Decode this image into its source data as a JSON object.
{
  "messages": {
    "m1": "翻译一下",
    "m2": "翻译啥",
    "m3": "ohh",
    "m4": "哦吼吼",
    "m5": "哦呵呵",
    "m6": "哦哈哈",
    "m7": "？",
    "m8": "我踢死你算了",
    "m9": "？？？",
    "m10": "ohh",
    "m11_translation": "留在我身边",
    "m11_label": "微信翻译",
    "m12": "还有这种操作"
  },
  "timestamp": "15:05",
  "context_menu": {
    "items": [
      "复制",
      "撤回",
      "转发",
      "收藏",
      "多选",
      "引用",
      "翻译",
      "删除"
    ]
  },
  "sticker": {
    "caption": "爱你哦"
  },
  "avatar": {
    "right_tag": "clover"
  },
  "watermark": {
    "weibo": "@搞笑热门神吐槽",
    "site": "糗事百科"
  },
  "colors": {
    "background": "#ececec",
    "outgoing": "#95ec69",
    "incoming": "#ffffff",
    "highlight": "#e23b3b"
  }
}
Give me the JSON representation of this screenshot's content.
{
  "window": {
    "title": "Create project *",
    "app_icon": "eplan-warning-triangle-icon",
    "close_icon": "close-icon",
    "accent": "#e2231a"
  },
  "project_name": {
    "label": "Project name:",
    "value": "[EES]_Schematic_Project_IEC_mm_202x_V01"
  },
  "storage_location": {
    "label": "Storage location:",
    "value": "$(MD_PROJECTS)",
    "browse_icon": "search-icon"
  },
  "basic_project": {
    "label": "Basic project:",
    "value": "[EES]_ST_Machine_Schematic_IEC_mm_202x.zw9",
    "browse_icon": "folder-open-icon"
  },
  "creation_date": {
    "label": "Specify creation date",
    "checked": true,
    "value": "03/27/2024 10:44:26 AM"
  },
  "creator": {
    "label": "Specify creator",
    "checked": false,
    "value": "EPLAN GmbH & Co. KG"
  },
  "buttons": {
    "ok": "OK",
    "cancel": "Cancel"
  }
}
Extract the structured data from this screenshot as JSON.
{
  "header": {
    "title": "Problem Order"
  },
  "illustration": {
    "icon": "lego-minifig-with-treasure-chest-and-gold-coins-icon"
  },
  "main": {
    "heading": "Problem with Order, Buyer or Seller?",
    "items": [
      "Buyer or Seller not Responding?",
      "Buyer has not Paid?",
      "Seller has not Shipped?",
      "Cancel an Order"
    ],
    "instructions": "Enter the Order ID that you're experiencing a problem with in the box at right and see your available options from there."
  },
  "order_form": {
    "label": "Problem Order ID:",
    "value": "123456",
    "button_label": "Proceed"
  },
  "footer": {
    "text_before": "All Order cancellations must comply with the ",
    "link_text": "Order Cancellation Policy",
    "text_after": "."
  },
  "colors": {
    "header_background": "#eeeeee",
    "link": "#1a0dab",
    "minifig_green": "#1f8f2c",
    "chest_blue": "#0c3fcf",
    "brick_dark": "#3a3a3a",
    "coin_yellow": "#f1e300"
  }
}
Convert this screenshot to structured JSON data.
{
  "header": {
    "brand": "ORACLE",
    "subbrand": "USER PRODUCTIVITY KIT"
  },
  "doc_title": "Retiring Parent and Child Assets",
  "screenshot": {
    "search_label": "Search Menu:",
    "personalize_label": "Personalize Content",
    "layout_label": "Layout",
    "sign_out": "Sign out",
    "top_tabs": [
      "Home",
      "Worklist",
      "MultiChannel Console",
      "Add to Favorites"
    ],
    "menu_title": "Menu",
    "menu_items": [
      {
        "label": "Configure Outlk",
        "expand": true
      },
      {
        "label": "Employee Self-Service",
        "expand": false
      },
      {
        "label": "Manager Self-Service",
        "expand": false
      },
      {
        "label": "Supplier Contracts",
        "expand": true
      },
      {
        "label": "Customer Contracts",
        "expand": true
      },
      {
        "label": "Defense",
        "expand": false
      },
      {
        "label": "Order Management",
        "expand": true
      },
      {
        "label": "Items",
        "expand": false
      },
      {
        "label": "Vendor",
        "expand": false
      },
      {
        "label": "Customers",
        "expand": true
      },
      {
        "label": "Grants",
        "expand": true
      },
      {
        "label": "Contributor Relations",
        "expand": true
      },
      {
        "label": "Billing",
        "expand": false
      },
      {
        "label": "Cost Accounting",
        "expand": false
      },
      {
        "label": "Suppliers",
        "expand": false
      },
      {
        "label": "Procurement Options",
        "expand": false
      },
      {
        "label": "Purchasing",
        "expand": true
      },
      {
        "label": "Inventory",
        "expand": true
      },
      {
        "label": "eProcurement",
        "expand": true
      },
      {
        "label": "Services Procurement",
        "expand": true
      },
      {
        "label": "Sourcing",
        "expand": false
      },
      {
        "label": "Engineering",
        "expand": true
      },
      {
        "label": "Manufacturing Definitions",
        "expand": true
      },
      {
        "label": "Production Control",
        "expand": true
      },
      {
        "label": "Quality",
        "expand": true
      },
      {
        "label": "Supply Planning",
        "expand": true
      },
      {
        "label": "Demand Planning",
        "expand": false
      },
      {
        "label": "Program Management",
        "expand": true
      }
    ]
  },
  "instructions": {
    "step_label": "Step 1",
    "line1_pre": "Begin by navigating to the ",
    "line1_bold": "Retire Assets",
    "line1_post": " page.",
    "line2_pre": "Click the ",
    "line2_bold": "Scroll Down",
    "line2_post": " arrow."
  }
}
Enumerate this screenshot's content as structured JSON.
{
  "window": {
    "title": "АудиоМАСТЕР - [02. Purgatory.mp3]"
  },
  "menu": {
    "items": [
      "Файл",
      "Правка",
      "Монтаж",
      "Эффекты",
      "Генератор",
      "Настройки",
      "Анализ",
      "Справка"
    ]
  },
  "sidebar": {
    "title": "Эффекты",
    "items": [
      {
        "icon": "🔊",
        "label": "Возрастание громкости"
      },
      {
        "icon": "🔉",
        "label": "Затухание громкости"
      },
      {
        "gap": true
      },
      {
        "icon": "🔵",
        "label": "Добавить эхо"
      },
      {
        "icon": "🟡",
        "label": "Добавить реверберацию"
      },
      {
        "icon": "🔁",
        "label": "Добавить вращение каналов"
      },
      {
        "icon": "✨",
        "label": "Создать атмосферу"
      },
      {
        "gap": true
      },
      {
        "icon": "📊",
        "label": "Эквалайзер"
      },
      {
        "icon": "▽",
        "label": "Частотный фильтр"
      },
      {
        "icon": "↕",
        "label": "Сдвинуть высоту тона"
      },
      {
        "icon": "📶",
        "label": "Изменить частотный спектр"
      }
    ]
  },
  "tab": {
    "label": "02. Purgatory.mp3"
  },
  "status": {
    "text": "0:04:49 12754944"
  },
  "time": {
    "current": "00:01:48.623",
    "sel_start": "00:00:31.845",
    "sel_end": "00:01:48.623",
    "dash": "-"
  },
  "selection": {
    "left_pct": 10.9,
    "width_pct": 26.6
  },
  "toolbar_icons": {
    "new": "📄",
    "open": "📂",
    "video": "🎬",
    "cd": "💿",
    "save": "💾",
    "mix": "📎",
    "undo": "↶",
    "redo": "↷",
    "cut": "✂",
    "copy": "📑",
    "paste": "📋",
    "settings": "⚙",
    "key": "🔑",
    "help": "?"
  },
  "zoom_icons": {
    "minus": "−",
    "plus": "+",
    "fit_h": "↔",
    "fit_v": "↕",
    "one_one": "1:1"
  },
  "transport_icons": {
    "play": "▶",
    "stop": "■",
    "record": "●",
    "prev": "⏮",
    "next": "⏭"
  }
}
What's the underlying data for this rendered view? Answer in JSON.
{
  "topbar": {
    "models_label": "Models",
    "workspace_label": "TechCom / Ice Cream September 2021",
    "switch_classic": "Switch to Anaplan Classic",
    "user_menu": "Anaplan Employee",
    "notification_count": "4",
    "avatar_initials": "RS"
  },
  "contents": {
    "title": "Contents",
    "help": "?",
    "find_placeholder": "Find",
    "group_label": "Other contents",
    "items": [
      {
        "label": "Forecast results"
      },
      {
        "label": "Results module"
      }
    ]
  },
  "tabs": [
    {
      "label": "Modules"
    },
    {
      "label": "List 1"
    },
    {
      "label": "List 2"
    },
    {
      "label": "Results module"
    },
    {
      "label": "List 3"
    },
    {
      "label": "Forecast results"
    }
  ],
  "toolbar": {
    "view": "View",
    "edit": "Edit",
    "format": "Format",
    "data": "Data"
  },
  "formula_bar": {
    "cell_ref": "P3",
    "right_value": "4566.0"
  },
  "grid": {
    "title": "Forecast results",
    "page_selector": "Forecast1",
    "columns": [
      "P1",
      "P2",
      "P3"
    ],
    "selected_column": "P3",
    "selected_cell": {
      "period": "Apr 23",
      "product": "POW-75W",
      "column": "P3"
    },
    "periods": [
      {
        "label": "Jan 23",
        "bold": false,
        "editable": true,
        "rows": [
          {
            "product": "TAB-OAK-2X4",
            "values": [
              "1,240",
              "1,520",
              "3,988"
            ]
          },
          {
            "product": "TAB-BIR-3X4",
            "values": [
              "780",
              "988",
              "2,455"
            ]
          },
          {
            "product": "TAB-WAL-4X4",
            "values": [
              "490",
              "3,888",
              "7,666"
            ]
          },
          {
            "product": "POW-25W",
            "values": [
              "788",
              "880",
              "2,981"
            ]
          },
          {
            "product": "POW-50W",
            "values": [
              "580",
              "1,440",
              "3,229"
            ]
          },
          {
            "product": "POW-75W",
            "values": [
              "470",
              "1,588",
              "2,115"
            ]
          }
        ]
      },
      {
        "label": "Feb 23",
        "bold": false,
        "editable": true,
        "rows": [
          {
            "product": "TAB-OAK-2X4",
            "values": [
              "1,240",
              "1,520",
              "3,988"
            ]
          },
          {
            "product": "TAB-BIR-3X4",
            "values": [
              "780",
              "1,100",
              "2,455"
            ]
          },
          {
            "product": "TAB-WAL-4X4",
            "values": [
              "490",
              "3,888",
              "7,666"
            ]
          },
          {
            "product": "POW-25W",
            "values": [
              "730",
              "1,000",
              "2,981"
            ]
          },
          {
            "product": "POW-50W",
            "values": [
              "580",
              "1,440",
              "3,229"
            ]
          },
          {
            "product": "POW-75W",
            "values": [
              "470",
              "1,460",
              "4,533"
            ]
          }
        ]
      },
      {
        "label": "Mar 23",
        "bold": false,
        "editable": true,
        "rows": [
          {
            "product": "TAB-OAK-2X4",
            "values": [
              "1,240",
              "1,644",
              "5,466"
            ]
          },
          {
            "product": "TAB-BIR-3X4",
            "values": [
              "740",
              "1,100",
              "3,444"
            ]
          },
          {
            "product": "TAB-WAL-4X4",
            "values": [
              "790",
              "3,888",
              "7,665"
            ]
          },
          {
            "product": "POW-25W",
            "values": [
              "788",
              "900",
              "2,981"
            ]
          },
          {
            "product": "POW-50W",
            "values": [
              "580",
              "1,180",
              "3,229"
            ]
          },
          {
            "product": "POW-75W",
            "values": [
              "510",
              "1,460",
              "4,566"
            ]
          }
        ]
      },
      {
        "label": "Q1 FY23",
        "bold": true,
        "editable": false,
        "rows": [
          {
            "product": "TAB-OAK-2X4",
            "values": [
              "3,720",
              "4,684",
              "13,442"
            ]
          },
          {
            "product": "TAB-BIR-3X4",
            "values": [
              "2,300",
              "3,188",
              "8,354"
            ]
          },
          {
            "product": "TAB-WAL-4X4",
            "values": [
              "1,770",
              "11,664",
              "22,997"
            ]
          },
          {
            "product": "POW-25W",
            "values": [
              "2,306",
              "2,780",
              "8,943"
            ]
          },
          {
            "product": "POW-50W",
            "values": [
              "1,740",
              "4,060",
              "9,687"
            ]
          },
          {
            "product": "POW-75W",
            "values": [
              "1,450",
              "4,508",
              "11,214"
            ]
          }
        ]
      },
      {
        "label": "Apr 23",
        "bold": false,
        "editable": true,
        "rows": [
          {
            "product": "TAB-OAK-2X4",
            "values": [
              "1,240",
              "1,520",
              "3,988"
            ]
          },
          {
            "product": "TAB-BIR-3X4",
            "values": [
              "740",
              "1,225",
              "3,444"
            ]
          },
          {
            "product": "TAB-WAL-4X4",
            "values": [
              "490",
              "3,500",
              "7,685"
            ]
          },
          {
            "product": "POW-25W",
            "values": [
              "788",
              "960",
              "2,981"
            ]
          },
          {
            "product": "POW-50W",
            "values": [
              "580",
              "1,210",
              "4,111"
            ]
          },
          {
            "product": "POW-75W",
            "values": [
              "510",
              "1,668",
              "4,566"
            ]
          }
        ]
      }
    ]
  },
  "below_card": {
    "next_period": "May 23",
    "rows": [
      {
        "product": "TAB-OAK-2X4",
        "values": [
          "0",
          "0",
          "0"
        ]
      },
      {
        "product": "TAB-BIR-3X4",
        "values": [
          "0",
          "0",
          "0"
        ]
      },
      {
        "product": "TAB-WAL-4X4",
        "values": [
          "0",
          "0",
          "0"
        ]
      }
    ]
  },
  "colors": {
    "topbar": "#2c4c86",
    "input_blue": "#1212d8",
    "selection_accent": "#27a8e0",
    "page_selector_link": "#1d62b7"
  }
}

● ● ● ● ●

WHAT YOU SHOULD DO | Pick out each line containing "screenshot" and report it.

FINISHED ANSWER |
Give me the JSON representation of this screenshot's content.
Extract the structured data from this screenshot as JSON.
Convert this screenshot to structured JSON data.
  "screenshot": {
Enumerate this screenshot's content as structured JSON.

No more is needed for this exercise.